— DO THIS —
Would you copy out the whole listing exactly as given?

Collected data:
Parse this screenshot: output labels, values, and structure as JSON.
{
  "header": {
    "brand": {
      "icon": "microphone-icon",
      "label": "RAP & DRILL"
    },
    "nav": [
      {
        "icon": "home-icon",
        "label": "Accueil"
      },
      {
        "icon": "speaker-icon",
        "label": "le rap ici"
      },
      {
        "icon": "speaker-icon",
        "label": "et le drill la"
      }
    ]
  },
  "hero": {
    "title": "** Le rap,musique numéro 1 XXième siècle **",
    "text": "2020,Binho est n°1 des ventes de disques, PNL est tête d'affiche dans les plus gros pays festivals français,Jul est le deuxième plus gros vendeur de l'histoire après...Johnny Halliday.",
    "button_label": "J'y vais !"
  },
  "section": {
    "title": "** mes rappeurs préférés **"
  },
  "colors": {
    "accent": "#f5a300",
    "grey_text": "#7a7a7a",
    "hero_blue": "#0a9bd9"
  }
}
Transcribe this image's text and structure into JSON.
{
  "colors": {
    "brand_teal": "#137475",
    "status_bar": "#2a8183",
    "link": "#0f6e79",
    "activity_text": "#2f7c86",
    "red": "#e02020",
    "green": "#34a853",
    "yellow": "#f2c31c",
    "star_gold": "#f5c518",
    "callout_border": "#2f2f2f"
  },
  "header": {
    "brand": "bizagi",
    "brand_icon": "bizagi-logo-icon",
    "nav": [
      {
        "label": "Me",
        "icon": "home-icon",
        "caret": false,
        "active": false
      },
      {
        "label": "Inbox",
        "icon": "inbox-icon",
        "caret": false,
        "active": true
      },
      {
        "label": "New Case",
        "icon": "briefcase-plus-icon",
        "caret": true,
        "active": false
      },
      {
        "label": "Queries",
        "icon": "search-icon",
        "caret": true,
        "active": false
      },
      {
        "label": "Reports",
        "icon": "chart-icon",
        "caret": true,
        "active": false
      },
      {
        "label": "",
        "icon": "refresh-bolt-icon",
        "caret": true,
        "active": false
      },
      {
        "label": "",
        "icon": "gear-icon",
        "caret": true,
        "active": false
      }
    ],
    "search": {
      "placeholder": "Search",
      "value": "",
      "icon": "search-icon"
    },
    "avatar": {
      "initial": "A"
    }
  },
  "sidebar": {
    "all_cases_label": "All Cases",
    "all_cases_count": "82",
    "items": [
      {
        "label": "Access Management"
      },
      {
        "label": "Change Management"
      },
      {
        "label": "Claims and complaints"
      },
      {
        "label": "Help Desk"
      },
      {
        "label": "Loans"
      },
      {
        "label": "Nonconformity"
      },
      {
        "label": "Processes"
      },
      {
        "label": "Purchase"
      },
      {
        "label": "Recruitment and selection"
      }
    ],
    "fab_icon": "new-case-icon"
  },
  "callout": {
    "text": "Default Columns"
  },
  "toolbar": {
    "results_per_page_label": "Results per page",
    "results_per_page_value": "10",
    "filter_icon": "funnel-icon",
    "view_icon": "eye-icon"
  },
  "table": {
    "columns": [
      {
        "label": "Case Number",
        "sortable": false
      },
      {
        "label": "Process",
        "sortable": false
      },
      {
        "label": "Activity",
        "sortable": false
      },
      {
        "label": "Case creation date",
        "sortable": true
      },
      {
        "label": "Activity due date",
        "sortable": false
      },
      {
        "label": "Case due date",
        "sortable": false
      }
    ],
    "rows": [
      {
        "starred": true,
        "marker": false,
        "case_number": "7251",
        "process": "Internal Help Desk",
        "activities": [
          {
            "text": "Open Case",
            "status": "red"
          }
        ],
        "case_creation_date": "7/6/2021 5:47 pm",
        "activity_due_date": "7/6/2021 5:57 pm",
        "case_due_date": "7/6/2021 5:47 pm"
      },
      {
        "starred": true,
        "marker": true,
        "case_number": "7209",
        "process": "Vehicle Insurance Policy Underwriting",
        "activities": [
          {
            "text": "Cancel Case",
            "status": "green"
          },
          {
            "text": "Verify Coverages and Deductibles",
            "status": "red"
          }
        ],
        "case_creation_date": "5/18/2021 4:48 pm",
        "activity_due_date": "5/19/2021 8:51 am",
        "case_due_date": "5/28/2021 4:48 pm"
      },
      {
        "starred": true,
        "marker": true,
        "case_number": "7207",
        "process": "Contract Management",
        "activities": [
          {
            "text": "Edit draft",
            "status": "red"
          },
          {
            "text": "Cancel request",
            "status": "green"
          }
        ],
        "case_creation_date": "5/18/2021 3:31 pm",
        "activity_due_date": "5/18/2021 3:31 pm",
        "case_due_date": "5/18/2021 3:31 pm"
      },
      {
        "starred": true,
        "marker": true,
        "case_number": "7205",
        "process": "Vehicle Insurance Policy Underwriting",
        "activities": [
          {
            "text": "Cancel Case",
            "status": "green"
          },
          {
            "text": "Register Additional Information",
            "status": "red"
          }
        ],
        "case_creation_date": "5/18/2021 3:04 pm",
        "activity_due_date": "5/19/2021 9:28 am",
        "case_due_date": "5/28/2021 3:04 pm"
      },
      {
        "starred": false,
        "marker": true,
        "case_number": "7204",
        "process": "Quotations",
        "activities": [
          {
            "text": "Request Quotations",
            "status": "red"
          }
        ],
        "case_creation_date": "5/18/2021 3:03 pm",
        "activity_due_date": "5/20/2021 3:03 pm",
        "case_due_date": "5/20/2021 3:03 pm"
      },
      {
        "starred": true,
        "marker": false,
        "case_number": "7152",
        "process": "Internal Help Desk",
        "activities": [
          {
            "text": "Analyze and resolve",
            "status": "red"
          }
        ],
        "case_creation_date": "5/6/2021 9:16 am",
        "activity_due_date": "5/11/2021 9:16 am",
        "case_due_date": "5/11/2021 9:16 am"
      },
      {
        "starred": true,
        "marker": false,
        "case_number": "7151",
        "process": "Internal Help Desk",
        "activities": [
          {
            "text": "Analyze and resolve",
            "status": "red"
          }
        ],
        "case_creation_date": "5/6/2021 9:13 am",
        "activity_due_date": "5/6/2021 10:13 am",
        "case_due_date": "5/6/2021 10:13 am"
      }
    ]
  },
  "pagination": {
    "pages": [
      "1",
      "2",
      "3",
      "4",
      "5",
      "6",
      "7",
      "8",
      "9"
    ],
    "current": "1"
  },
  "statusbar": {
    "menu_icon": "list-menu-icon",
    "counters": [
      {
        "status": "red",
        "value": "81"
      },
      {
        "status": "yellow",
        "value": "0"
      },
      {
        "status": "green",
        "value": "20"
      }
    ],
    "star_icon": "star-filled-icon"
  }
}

— EXPECTED OUTPUT —
Parse this screenshot: output labels, values, and structure as JSON.
{
  "header": {
    "brand": {
      "icon": "microphone-icon",
      "label": "RAP & DRILL"
    },
    "nav": [
      {
        "icon": "home-icon",
        "label": "Accueil"
      },
      {
        "icon": "speaker-icon",
        "label": "le rap ici"
      },
      {
        "icon": "speaker-icon",
        "label": "et le drill la"
      }
    ]
  },
  "hero": {
    "title": "** Le rap,musique numéro 1 XXième siècle **",
    "text": "2020,Binho est n°1 des ventes de disques, PNL est tête d'affiche dans les plus gros pays festivals français,Jul est le deuxième plus gros vendeur de l'histoire après...Johnny Halliday.",
    "button_label": "J'y vais !"
  },
  "section": {
    "title": "** mes rappeurs préférés **"
  },
  "colors": {
    "accent": "#f5a300",
    "grey_text": "#7a7a7a",
    "hero_blue": "#0a9bd9"
  }
}
Transcribe this image's text and structure into JSON.
{
  "colors": {
    "brand_teal": "#137475",
    "status_bar": "#2a8183",
    "link": "#0f6e79",
    "activity_text": "#2f7c86",
    "red": "#e02020",
    "green": "#34a853",
    "yellow": "#f2c31c",
    "star_gold": "#f5c518",
    "callout_border": "#2f2f2f"
  },
  "header": {
    "brand": "bizagi",
    "brand_icon": "bizagi-logo-icon",
    "nav": [
      {
        "label": "Me",
        "icon": "home-icon",
        "caret": false,
        "active": false
      },
      {
        "label": "Inbox",
        "icon": "inbox-icon",
        "caret": false,
        "active": true
      },
      {
        "label": "New Case",
        "icon": "briefcase-plus-icon",
        "caret": true,
        "active": false
      },
      {
        "label": "Queries",
        "icon": "search-icon",
        "caret": true,
        "active": false
      },
      {
        "label": "Reports",
        "icon": "chart-icon",
        "caret": true,
        "active": false
      },
      {
        "label": "",
        "icon": "refresh-bolt-icon",
        "caret": true,
        "active": false
      },
      {
        "label": "",
        "icon": "gear-icon",
        "caret": true,
        "active": false
      }
    ],
    "search": {
      "placeholder": "Search",
      "value": "",
      "icon": "search-icon"
    },
    "avatar": {
      "initial": "A"
    }
  },
  "sidebar": {
    "all_cases_label": "All Cases",
    "all_cases_count": "82",
    "items": [
      {
        "label": "Access Management"
      },
      {
        "label": "Change Management"
      },
      {
        "label": "Claims and complaints"
      },
      {
        "label": "Help Desk"
      },
      {
        "label": "Loans"
      },
      {
        "label": "Nonconformity"
      },
      {
        "label": "Processes"
      },
      {
        "label": "Purchase"
      },
      {
        "label": "Recruitment and selection"
      }
    ],
    "fab_icon": "new-case-icon"
  },
  "callout": {
    "text": "Default Columns"
  },
  "toolbar": {
    "results_per_page_label": "Results per page",
    "results_per_page_value": "10",
    "filter_icon": "funnel-icon",
    "view_icon": "eye-icon"
  },
  "table": {
    "columns": [
      {
        "label": "Case Number",
        "sortable": false
      },
      {
        "label": "Process",
        "sortable": false
      },
      {
        "label": "Activity",
        "sortable": false
      },
      {
        "label": "Case creation date",
        "sortable": true
      },
      {
        "label": "Activity due date",
        "sortable": false
      },
      {
        "label": "Case due date",
        "sortable": false
      }
    ],
    "rows": [
      {
        "starred": true,
        "marker": false,
        "case_number": "7251",
        "process": "Internal Help Desk",
        "activities": [
          {
            "text": "Open Case",
            "status": "red"
          }
        ],
        "case_creation_date": "7/6/2021 5:47 pm",
        "activity_due_date": "7/6/2021 5:57 pm",
        "case_due_date": "7/6/2021 5:47 pm"
      },
      {
        "starred": true,
        "marker": true,
        "case_number": "7209",
        "process": "Vehicle Insurance Policy Underwriting",
        "activities": [
          {
            "text": "Cancel Case",
            "status": "green"
          },
          {
            "text": "Verify Coverages and Deductibles",
            "status": "red"
          }
        ],
        "case_creation_date": "5/18/2021 4:48 pm",
        "activity_due_date": "5/19/2021 8:51 am",
        "case_due_date": "5/28/2021 4:48 pm"
      },
      {
        "starred": true,
        "marker": true,
        "case_number": "7207",
        "process": "Contract Management",
        "activities": [
          {
            "text": "Edit draft",
            "status": "red"
          },
          {
            "text": "Cancel request",
            "status": "green"
          }
        ],
        "case_creation_date": "5/18/2021 3:31 pm",
        "activity_due_date": "5/18/2021 3:31 pm",
        "case_due_date": "5/18/2021 3:31 pm"
      },
      {
        "starred": true,
        "marker": true,
        "case_number": "7205",
        "process": "Vehicle Insurance Policy Underwriting",
        "activities": [
          {
            "text": "Cancel Case",
            "status": "green"
          },
          {
            "text": "Register Additional Information",
            "status": "red"
          }
        ],
        "case_creation_date": "5/18/2021 3:04 pm",
        "activity_due_date": "5/19/2021 9:28 am",
        "case_due_date": "5/28/2021 3:04 pm"
      },
      {
        "starred": false,
        "marker": true,
        "case_number": "7204",
        "process": "Quotations",
        "activities": [
          {
            "text": "Request Quotations",
            "status": "red"
          }
        ],
        "case_creation_date": "5/18/2021 3:03 pm",
        "activity_due_date": "5/20/2021 3:03 pm",
        "case_due_date": "5/20/2021 3:03 pm"
      },
      {
        "starred": true,
        "marker": false,
        "case_number": "7152",
        "process": "Internal Help Desk",
        "activities": [
          {
            "text": "Analyze and resolve",
            "status": "red"
          }
        ],
        "case_creation_date": "5/6/2021 9:16 am",
        "activity_due_date": "5/11/2021 9:16 am",
        "case_due_date": "5/11/2021 9:16 am"
      },
      {
        "starred": true,
        "marker": false,
        "case_number": "7151",
        "process": "Internal Help Desk",
        "activities": [
          {
            "text": "Analyze and resolve",
            "status": "red"
          }
        ],
        "case_creation_date": "5/6/2021 9:13 am",
        "activity_due_date": "5/6/2021 10:13 am",
        "case_due_date": "5/6/2021 10:13 am"
      }
    ]
  },
  "pagination": {
    "pages": [
      "1",
      "2",
      "3",
      "4",
      "5",
      "6",
      "7",
      "8",
      "9"
    ],
    "current": "1"
  },
  "statusbar": {
    "menu_icon": "list-menu-icon",
    "counters": [
      {
        "status": "red",
        "value": "81"
      },
      {
        "status": "yellow",
        "value": "0"
      },
      {
        "status": "green",
        "value": "20"
      }
    ],
    "star_icon": "star-filled-icon"
  }
}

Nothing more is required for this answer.